#### [Stated exercise]
Show only lines that include "declina".

Stored entries
================================

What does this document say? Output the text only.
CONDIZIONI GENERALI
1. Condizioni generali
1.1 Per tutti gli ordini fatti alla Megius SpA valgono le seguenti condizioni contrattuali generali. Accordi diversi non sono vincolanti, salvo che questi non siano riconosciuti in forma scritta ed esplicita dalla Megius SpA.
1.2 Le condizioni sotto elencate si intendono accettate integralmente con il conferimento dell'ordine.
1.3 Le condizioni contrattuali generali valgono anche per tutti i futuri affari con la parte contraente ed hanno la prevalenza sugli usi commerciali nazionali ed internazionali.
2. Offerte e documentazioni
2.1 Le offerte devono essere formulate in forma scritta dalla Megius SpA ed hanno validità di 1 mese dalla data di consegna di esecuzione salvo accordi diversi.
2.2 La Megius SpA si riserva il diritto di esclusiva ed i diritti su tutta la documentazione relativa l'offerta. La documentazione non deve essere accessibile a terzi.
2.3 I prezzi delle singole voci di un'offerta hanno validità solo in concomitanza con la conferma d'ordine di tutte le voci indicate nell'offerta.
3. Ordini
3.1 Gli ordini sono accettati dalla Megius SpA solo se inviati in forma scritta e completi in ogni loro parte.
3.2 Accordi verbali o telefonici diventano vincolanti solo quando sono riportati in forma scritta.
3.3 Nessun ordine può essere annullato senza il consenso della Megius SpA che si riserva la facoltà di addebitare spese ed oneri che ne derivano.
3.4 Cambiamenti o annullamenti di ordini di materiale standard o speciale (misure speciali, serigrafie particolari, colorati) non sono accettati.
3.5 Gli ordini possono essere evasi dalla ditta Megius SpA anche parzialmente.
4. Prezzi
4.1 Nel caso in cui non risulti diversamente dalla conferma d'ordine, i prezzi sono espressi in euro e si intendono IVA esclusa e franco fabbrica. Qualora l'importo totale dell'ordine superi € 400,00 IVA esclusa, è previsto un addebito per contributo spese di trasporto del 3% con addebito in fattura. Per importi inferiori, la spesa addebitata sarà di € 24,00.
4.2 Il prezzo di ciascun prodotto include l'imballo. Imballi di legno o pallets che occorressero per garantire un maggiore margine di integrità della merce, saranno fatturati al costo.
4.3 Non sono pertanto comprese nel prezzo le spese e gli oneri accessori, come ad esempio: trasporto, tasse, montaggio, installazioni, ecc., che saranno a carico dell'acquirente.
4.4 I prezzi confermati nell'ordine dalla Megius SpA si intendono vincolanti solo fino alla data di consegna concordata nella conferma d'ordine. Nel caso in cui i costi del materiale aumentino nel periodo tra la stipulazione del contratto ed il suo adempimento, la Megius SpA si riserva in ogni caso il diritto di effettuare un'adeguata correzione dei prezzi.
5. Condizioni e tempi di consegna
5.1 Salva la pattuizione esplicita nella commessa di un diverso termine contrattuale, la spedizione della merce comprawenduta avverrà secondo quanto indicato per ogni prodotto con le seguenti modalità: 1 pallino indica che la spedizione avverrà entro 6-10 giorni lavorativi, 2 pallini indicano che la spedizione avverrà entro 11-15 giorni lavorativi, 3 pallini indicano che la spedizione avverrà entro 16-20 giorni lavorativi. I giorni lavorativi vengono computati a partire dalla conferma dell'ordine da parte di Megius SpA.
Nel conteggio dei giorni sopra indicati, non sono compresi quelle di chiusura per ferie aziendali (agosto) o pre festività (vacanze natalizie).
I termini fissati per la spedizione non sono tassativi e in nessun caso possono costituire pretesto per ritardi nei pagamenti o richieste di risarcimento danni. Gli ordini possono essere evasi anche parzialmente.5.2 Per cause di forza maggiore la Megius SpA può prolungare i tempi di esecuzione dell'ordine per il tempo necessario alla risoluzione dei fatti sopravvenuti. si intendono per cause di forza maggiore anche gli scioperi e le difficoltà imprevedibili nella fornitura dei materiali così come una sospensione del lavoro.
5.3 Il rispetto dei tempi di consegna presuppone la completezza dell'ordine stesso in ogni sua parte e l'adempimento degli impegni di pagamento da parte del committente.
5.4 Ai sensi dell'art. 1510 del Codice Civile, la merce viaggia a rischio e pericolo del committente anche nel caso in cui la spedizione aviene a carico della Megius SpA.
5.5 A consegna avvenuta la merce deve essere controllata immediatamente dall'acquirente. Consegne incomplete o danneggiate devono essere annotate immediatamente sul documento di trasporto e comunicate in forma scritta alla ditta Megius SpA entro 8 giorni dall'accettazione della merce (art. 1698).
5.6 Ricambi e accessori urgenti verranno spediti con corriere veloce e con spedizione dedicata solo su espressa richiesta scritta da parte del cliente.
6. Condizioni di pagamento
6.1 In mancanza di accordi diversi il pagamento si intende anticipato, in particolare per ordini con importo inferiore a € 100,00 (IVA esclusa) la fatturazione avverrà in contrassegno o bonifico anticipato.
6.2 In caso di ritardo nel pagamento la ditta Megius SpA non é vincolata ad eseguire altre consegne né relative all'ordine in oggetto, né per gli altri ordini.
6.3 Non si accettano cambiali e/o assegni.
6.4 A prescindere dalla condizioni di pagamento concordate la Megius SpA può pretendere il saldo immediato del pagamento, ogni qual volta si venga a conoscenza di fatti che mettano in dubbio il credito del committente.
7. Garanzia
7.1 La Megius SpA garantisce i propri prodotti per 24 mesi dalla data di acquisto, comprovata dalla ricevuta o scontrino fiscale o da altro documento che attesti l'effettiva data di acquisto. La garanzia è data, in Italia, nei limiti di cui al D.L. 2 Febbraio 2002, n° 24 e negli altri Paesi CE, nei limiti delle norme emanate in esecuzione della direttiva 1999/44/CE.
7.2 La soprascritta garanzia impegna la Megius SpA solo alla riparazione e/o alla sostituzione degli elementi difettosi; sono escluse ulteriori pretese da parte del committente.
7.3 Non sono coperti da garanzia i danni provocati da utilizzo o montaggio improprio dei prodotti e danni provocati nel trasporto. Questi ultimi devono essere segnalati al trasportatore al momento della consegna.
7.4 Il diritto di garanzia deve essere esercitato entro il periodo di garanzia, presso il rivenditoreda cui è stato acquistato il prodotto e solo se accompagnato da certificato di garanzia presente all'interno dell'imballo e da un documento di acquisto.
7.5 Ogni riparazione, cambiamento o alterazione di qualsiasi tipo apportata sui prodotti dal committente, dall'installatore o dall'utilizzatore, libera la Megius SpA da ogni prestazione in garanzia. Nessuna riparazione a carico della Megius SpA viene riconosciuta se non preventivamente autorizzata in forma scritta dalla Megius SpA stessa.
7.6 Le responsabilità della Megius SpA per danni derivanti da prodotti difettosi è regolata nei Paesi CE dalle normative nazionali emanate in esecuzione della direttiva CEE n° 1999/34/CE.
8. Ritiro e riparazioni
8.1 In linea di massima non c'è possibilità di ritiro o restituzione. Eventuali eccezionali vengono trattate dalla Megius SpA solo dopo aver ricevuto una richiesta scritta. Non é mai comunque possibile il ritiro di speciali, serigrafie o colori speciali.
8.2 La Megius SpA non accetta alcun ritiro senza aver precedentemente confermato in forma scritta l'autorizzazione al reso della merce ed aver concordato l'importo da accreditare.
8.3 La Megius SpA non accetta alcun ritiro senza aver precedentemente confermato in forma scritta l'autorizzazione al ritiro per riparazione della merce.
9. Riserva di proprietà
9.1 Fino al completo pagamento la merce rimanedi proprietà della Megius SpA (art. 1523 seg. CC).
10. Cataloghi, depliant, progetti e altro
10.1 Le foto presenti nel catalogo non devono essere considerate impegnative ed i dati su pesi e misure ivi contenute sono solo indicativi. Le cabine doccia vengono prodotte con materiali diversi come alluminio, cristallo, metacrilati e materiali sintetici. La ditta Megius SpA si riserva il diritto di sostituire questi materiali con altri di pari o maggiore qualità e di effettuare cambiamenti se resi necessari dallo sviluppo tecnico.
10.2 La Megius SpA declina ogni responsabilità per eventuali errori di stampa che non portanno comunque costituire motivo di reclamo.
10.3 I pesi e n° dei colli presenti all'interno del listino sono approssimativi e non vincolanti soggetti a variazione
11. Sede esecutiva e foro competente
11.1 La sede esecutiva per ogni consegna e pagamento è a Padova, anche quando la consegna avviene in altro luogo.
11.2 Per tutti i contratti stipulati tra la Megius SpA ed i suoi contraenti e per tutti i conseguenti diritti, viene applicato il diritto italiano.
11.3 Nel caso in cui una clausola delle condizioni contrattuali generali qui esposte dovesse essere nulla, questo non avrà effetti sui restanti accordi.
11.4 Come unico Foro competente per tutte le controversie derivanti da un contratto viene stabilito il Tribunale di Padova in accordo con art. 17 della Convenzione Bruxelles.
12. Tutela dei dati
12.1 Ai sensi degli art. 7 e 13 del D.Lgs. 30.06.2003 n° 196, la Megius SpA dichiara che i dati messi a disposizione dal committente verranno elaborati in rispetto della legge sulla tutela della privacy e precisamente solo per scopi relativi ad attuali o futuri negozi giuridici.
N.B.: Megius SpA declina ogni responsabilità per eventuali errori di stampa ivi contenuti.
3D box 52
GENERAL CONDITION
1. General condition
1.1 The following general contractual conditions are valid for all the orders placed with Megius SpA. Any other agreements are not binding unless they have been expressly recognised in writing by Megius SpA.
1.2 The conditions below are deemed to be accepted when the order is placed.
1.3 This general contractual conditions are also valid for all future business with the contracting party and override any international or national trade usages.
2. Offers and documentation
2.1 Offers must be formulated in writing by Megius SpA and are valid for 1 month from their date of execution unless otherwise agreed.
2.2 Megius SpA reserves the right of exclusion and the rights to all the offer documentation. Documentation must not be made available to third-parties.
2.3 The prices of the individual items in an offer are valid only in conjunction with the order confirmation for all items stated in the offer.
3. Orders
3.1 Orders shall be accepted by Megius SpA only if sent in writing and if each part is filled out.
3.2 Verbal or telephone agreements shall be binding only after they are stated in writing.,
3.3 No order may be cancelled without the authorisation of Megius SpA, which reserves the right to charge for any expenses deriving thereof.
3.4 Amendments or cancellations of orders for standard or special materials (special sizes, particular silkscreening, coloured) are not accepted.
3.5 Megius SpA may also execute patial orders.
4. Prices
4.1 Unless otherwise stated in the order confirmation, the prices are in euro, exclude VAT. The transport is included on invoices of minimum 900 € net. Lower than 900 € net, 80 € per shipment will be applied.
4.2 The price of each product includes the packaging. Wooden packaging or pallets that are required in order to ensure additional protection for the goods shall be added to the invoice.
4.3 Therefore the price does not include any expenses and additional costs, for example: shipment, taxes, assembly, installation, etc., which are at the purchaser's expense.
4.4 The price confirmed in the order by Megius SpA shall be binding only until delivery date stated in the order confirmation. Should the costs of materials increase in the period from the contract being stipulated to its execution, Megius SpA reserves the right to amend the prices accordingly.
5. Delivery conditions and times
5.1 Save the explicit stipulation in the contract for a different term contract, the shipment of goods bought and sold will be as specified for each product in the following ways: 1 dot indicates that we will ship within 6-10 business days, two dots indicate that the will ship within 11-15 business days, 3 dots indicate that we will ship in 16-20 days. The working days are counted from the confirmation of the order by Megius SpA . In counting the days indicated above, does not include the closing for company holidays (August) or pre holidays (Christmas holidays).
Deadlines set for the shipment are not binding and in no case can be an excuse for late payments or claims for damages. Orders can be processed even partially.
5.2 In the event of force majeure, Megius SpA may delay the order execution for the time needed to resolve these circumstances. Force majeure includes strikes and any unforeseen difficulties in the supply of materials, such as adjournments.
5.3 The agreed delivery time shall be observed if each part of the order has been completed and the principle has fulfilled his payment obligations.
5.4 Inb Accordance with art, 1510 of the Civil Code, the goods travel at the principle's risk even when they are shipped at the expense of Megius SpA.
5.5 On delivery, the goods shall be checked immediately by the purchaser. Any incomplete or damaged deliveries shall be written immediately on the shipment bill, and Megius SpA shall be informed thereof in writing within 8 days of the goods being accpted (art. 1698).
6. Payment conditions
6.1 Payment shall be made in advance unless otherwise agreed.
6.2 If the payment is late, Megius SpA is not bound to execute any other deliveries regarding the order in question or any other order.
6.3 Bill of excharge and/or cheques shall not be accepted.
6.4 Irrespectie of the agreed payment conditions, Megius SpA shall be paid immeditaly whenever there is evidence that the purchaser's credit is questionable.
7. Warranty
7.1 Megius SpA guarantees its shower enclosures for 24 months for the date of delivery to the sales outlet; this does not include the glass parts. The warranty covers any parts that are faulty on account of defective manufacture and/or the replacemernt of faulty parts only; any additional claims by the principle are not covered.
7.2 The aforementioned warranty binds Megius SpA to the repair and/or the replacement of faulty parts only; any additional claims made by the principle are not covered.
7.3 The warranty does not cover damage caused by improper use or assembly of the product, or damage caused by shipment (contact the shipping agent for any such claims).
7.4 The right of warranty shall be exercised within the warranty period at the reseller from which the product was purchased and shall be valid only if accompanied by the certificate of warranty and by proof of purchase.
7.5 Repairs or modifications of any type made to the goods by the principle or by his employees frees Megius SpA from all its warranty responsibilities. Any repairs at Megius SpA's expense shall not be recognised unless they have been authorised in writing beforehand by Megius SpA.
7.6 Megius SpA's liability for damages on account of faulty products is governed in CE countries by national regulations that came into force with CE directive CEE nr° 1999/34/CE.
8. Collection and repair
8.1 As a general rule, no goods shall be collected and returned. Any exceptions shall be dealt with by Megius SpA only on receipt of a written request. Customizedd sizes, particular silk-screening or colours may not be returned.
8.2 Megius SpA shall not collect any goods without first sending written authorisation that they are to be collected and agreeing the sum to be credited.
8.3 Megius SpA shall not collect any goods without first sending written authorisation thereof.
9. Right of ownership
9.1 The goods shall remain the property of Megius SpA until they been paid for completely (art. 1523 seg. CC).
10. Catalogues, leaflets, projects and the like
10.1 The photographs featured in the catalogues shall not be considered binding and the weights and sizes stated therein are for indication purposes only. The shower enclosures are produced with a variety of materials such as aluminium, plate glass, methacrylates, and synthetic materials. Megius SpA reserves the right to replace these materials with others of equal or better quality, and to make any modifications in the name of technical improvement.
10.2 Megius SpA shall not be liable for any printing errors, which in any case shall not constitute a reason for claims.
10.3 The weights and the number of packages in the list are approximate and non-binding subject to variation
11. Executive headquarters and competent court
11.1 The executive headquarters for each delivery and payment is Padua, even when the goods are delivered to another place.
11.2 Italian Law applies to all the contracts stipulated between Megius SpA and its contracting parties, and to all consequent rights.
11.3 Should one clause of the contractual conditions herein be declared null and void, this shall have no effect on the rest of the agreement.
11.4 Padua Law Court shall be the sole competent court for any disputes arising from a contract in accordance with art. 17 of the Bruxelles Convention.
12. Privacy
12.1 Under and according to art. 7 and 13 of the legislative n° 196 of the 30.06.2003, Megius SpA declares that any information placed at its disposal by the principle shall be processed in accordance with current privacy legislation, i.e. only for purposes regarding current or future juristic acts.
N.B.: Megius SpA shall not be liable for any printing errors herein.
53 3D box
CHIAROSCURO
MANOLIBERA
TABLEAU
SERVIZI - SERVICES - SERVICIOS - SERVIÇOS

================================

#### [Output of the task]
10.2 La Megius SpA declina ogni responsabilità per eventuali errori di stampa che non portanno comunque costituire motivo di reclamo.
N.B.: Megius SpA declina ogni responsabilità per eventuali errori di stampa ivi contenuti.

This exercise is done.